PROBLEM TO WORK ON. Locate the word "obiekt" in the material, then show every line that holds it.

MATERIAL PROVIDED.

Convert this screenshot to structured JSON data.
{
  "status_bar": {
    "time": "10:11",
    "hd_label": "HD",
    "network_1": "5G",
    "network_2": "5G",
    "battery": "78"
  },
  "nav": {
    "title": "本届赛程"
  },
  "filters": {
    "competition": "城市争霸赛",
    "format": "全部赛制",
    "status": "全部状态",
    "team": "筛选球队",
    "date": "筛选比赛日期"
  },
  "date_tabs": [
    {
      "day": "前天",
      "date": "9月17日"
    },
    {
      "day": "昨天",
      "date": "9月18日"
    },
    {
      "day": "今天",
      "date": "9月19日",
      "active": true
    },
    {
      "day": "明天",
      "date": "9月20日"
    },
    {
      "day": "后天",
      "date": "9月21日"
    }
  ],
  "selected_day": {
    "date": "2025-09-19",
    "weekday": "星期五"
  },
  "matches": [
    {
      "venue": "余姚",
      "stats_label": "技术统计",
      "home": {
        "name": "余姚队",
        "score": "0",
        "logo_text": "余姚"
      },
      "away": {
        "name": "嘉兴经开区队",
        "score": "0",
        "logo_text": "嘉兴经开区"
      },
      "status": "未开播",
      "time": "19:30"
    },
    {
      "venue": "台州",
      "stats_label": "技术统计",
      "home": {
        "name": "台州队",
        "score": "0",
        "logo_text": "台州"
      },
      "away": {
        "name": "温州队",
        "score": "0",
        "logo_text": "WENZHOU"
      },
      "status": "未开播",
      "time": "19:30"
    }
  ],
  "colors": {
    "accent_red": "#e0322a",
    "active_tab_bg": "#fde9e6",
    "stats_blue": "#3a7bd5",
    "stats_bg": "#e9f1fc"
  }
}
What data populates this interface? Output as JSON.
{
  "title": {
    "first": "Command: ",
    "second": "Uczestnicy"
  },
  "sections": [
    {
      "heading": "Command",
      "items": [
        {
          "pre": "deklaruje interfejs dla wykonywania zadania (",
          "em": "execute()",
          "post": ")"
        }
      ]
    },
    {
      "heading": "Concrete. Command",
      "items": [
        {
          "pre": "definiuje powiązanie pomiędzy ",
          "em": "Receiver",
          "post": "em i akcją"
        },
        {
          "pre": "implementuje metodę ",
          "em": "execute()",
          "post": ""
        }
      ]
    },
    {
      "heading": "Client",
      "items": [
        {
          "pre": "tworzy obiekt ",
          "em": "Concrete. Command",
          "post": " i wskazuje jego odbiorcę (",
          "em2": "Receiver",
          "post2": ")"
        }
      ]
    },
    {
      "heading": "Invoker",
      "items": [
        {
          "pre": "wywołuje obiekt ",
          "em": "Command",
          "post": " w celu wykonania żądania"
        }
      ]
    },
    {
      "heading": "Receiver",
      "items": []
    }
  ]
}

EXERCISE ANSWER.
          "pre": "tworzy obiekt ",
          "pre": "wywołuje obiekt ",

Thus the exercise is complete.